TASK DIRECTIONS: State the number of lines that hold the string "Fechter", with nothing added.

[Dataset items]
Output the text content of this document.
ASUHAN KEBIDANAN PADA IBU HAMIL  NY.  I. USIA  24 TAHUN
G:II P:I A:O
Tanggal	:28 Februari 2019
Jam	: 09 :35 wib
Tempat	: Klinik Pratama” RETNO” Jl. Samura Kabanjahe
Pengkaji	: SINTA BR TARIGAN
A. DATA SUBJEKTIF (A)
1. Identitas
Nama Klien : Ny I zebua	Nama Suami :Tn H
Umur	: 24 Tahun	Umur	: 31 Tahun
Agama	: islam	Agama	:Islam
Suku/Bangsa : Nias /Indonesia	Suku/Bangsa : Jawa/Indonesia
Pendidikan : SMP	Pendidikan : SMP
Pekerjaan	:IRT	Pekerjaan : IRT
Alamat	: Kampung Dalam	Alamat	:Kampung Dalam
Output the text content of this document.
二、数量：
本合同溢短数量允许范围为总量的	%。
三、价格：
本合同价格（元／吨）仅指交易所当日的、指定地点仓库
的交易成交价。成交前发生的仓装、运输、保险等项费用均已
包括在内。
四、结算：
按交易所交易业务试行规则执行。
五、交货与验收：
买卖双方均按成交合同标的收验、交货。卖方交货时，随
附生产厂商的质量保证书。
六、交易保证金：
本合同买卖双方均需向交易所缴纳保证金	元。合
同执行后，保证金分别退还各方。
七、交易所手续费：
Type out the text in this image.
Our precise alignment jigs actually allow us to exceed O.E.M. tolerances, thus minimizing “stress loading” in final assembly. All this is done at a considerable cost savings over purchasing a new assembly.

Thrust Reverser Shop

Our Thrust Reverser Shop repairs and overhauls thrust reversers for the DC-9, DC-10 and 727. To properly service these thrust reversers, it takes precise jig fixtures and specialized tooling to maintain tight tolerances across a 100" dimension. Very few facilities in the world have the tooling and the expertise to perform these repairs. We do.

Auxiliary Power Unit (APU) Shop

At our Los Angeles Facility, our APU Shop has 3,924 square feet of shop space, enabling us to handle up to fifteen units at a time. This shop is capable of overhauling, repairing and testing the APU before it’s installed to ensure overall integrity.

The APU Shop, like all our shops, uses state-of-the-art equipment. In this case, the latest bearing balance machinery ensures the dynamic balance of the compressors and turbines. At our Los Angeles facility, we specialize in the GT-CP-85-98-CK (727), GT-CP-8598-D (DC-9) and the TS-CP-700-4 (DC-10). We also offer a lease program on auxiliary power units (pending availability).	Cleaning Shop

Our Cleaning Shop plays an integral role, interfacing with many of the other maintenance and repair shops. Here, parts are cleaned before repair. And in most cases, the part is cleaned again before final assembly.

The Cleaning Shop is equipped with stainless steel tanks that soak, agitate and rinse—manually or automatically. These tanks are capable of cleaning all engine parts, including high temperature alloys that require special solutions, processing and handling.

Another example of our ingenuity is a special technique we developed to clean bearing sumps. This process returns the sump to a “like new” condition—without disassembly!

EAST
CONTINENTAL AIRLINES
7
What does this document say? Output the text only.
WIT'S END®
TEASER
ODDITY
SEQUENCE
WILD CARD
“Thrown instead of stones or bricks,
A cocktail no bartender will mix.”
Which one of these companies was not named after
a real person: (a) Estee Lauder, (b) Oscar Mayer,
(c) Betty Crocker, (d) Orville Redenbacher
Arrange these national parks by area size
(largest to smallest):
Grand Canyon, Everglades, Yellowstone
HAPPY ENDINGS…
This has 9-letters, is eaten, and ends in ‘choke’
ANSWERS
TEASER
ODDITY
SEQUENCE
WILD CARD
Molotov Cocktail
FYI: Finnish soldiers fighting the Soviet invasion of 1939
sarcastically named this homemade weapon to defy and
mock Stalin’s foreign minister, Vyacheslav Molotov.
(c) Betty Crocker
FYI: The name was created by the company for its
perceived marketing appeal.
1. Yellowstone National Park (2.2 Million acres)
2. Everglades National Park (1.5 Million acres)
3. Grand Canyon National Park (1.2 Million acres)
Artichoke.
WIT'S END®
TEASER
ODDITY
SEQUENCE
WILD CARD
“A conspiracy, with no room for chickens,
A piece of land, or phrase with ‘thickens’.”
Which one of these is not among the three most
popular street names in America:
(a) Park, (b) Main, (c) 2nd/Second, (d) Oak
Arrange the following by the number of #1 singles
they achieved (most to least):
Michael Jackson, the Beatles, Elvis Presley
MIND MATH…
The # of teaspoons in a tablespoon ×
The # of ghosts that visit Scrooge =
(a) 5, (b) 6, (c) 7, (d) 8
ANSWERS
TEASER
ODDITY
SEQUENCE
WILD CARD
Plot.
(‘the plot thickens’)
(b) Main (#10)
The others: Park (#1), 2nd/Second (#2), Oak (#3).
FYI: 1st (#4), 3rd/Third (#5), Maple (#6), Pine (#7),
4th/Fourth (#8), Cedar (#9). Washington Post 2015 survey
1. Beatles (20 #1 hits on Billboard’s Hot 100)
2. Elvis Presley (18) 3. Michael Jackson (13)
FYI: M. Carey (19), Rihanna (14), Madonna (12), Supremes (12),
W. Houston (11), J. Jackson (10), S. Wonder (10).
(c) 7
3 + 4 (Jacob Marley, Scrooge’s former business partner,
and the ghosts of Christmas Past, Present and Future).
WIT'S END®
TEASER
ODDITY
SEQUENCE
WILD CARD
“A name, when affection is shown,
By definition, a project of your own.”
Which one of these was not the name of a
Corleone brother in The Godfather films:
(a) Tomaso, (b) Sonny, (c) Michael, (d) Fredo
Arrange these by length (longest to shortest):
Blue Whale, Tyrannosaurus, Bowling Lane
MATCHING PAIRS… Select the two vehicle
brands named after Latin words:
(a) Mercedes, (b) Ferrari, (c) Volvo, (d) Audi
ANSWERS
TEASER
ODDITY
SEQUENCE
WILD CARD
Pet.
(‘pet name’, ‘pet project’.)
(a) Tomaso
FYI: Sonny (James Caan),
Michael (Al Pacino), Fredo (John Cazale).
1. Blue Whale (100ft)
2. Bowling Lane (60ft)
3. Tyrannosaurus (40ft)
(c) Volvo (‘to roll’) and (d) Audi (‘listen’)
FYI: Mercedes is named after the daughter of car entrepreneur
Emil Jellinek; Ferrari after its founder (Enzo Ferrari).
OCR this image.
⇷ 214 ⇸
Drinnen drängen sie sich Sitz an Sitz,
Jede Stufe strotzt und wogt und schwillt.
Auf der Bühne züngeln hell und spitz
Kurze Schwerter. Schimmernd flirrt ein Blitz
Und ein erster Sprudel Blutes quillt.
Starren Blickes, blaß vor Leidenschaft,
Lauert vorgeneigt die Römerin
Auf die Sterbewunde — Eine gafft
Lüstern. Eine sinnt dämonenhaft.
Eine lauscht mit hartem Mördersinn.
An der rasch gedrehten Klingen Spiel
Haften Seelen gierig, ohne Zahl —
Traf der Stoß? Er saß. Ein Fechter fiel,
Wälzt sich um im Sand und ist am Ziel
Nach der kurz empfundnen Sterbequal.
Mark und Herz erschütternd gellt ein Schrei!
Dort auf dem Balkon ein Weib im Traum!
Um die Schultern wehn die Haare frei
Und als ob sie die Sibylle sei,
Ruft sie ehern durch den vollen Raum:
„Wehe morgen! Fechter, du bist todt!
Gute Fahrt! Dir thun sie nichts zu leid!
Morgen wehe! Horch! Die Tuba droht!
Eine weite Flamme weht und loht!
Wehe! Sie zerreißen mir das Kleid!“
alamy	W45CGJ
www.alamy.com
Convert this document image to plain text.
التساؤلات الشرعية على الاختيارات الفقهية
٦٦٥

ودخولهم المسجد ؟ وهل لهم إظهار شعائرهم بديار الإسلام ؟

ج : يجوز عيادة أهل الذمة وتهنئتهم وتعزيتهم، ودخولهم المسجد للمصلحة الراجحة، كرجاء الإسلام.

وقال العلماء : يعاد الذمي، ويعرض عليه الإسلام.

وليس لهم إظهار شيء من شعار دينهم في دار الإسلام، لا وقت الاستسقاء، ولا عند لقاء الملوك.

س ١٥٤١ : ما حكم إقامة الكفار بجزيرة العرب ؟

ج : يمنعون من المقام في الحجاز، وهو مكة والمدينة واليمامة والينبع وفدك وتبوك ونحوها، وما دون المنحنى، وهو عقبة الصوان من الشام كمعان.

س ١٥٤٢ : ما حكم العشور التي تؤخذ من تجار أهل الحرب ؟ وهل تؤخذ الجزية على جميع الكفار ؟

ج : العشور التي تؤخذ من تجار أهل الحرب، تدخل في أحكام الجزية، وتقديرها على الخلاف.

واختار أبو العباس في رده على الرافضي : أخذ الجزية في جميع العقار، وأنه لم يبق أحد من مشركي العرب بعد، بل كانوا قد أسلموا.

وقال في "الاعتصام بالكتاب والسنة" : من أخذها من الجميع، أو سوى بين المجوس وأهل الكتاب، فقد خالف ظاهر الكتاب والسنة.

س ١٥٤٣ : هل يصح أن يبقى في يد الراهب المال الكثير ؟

WRITTEN ANSWER: 2